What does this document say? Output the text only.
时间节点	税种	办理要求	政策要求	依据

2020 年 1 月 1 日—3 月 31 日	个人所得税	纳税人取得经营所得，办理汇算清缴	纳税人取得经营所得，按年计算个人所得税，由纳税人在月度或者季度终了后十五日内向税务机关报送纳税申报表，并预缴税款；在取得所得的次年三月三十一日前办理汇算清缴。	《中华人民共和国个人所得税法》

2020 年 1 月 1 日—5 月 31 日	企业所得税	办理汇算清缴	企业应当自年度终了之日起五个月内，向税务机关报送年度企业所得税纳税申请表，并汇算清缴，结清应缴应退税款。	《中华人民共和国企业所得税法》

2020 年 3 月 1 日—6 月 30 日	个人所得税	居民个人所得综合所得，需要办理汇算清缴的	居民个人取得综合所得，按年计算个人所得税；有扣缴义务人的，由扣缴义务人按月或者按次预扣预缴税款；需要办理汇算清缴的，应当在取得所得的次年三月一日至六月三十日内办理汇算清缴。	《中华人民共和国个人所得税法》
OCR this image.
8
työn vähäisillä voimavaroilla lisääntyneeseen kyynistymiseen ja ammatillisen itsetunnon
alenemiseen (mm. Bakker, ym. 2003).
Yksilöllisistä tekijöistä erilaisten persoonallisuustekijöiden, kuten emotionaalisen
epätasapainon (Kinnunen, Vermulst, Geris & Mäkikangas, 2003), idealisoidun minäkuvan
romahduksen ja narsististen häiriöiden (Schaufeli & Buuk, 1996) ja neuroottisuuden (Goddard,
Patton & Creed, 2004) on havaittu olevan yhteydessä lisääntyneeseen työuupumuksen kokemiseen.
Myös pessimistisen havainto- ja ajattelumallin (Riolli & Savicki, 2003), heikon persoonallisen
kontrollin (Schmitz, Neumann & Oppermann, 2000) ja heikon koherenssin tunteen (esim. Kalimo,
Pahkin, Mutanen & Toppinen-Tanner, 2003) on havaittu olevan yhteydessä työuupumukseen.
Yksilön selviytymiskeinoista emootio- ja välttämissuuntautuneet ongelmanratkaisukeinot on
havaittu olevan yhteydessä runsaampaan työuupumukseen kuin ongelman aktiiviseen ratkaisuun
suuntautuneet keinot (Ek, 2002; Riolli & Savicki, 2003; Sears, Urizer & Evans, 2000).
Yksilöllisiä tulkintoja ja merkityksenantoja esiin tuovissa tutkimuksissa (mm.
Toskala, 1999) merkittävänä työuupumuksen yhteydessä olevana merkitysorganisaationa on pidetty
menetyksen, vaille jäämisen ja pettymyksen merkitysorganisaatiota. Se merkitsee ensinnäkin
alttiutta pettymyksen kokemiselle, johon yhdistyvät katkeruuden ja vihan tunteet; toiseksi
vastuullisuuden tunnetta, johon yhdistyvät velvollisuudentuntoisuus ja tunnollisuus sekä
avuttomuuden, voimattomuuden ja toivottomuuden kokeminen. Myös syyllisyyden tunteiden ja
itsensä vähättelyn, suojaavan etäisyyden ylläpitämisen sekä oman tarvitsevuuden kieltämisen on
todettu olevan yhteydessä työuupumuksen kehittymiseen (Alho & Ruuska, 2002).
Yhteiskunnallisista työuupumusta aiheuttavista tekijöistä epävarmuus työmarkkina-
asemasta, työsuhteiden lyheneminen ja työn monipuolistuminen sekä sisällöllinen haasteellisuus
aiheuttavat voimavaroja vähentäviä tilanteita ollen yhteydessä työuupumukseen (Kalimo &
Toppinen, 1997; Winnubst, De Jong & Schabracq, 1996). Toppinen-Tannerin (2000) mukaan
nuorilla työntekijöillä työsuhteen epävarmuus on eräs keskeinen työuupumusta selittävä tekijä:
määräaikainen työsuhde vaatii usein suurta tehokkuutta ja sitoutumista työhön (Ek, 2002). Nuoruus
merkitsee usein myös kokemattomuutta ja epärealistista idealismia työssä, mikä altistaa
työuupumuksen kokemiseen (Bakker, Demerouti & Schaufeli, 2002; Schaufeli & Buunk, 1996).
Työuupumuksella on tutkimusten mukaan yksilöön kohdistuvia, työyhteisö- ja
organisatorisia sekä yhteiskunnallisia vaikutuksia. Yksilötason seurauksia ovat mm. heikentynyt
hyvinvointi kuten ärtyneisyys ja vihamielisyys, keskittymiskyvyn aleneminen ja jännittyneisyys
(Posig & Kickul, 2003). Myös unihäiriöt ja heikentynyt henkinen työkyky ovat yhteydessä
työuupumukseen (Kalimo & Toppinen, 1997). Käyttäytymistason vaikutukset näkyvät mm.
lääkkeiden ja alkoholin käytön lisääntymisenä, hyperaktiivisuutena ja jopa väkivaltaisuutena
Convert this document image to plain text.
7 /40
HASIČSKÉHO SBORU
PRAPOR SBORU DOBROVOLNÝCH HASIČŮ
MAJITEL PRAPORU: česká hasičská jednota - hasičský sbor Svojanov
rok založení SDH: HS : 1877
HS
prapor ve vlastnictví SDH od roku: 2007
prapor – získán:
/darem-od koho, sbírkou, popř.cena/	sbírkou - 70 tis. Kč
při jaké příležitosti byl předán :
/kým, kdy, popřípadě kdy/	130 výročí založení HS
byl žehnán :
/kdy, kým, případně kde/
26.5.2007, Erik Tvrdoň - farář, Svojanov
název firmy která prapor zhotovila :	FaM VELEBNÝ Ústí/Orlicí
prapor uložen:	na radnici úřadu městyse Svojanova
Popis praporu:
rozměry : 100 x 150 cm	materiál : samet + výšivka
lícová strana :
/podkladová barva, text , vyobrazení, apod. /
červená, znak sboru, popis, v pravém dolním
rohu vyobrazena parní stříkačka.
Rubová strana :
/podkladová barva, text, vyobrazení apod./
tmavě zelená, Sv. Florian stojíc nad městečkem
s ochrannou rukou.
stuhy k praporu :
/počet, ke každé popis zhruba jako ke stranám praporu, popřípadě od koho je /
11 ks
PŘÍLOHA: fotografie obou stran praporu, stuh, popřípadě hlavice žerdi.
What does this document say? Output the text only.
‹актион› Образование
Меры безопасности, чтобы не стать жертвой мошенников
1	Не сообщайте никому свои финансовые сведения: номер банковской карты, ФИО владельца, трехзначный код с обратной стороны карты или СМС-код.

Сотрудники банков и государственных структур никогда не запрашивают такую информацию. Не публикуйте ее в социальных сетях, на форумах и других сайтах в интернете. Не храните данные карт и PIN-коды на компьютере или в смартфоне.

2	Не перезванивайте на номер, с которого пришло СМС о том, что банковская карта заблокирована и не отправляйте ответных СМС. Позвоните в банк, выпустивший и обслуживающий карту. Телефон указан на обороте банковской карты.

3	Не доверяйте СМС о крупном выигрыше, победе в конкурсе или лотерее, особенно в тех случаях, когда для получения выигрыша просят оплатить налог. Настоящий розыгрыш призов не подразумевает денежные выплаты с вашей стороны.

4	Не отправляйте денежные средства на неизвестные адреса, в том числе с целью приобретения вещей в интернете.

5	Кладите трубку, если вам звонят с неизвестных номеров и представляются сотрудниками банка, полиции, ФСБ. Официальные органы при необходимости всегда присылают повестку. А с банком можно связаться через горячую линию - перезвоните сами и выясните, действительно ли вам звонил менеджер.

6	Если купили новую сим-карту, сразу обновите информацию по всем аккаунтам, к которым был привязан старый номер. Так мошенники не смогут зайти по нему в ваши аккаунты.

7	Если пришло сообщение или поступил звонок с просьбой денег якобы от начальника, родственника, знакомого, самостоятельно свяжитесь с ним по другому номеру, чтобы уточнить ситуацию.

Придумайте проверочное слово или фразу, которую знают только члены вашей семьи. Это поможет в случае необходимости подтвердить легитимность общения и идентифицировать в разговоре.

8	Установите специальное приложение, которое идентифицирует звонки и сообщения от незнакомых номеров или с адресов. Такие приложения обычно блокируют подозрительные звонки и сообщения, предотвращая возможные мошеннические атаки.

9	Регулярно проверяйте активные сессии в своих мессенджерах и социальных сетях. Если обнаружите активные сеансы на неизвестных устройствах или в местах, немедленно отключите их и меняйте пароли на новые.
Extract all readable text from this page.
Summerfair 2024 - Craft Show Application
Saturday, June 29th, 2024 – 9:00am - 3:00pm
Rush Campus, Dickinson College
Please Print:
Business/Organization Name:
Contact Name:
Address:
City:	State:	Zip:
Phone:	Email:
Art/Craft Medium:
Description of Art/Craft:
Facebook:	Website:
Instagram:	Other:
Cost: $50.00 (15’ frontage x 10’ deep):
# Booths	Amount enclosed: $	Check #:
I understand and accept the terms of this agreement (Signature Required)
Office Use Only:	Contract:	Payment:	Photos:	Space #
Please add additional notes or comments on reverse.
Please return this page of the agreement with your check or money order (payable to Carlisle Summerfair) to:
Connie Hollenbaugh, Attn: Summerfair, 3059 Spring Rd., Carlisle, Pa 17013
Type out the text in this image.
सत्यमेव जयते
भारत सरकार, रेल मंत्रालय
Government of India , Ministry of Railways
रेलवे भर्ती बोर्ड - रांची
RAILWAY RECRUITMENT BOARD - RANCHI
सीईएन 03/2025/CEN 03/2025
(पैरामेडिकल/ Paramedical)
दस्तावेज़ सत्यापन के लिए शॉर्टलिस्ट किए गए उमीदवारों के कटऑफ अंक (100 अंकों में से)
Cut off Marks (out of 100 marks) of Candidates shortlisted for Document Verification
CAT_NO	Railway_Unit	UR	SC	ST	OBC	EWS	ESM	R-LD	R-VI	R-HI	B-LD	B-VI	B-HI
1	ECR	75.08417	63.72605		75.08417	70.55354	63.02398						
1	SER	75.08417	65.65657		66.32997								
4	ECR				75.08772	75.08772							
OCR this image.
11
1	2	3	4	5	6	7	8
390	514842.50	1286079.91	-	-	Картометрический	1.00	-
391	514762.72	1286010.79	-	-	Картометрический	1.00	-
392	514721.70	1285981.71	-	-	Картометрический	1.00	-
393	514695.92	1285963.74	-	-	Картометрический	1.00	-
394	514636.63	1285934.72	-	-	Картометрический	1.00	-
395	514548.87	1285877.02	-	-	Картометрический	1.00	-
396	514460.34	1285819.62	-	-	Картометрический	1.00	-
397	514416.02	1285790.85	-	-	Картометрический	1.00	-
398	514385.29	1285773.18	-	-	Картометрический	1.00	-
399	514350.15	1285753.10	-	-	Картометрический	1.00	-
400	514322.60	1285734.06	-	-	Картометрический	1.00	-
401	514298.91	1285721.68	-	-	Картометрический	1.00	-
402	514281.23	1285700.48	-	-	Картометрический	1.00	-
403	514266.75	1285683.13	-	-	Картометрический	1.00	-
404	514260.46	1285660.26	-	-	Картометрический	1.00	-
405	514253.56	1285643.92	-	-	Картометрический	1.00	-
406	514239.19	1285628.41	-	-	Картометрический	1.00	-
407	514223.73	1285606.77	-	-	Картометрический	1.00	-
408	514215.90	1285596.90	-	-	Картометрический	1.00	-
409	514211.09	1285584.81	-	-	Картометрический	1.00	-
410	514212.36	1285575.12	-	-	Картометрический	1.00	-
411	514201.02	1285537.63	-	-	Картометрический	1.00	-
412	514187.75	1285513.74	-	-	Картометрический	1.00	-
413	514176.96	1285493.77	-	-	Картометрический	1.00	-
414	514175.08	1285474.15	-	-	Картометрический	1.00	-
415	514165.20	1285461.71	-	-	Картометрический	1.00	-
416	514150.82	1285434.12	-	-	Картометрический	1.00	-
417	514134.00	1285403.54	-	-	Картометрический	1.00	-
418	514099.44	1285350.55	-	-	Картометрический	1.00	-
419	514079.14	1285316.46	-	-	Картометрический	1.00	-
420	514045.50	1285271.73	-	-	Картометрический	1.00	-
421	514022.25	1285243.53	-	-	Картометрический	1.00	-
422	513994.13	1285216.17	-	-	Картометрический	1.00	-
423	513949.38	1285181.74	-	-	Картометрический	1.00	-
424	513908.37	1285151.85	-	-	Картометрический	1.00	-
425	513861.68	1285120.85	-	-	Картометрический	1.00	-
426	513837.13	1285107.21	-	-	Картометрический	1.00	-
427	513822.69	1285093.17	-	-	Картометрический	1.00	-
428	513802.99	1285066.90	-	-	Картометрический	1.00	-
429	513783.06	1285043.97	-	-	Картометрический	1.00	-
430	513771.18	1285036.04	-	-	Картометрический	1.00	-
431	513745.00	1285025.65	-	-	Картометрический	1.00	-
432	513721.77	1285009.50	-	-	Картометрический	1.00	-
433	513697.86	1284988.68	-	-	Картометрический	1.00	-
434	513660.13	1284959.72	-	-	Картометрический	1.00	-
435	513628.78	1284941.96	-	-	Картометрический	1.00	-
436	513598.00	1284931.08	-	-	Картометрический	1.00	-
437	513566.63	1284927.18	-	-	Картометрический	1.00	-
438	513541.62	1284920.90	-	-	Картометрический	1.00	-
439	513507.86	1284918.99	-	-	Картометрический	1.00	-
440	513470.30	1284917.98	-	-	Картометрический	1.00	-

▬▬▬

◆ **Work to do**
Using the listing, say how many lines include the word "lisääntyneeseen", and add nothing else.

◆ **Written response**
2